>>>

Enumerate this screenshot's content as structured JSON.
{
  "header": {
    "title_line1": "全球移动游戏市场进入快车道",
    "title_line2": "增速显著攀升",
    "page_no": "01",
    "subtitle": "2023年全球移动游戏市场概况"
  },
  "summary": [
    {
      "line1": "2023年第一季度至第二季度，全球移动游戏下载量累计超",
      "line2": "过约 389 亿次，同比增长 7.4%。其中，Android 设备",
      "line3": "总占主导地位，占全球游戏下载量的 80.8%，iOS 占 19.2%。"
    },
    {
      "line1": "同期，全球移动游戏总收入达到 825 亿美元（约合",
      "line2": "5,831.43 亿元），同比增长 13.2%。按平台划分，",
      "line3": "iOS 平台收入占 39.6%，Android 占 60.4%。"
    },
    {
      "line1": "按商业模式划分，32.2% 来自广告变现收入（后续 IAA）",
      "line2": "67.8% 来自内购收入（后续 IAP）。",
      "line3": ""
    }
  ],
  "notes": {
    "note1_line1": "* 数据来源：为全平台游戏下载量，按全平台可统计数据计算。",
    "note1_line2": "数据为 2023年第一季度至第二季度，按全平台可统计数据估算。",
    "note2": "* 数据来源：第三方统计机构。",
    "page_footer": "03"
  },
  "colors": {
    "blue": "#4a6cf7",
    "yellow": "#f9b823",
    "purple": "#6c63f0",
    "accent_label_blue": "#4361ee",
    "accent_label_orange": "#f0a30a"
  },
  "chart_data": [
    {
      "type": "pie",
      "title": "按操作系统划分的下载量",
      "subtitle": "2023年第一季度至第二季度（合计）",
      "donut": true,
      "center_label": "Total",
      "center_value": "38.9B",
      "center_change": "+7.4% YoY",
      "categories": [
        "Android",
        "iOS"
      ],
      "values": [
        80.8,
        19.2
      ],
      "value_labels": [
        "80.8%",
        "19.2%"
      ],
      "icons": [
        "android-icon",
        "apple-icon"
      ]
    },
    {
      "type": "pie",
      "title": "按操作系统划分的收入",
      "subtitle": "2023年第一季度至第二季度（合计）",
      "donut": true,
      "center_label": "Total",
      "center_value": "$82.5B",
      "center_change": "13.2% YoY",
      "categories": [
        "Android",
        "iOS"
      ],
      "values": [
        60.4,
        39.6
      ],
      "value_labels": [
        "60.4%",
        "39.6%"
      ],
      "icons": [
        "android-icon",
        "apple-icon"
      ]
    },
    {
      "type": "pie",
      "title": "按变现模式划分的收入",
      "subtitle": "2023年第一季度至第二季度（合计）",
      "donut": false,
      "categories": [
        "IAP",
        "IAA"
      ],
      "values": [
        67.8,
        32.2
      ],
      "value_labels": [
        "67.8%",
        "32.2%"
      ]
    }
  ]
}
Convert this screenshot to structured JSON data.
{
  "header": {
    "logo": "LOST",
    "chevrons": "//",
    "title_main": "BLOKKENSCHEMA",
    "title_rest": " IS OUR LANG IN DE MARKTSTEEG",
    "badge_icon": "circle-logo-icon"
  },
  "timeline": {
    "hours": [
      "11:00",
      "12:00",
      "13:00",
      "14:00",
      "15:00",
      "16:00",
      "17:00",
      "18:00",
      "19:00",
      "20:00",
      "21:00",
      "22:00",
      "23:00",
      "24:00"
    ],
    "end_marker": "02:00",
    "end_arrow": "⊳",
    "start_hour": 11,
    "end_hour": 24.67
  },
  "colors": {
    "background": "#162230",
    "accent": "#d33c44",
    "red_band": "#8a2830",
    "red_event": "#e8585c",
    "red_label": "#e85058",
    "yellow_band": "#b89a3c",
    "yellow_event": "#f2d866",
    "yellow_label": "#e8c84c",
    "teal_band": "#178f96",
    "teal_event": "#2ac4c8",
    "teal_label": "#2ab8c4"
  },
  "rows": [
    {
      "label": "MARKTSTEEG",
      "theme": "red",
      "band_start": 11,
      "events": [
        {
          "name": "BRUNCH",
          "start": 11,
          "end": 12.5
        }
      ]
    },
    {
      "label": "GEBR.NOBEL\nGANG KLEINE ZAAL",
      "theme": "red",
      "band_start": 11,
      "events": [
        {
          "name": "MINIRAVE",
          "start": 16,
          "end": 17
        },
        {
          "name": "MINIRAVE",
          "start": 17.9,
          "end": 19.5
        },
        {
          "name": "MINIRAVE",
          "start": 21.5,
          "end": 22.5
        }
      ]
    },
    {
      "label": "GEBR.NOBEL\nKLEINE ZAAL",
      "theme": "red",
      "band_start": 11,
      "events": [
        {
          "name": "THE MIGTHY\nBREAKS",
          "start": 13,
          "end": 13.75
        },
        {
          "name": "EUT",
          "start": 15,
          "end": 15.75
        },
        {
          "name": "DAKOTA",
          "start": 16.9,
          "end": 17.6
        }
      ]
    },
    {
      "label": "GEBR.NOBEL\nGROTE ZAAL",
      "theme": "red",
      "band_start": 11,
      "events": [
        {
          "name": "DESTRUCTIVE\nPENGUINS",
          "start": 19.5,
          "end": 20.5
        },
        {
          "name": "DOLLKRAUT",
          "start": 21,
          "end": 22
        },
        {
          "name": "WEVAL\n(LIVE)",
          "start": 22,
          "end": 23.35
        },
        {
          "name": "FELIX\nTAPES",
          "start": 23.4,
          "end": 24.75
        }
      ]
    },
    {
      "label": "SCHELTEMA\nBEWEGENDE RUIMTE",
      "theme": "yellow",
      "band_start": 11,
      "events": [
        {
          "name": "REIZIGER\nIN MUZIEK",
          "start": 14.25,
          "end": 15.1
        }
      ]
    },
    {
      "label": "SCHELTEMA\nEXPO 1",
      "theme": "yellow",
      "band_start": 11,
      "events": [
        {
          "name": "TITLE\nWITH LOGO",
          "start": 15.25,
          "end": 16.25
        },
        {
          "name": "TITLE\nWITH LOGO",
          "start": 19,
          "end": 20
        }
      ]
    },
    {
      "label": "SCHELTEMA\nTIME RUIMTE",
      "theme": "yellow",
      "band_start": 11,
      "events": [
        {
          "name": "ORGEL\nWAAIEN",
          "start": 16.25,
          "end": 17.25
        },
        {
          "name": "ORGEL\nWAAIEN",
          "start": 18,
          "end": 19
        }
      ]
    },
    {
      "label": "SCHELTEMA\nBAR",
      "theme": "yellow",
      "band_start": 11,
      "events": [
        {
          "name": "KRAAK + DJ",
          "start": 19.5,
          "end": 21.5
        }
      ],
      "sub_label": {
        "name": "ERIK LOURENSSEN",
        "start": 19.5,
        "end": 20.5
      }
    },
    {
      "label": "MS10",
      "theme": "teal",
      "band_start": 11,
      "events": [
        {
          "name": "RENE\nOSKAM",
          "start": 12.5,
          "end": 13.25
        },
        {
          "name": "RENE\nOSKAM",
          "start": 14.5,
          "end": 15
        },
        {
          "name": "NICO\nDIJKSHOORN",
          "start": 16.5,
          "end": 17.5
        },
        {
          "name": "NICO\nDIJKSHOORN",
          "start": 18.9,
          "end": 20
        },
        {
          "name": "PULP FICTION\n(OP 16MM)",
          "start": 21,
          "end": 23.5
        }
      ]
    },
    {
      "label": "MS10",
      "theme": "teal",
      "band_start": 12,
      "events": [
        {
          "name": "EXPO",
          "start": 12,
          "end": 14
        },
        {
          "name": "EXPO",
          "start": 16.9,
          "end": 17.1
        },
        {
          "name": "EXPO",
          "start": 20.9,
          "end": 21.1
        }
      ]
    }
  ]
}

<<<

Instruction: Pick out the lines above that hold the string "JSON" and show them.

Expected output:
Enumerate this screenshot's content as structured JSON.
Convert this screenshot to structured JSON data.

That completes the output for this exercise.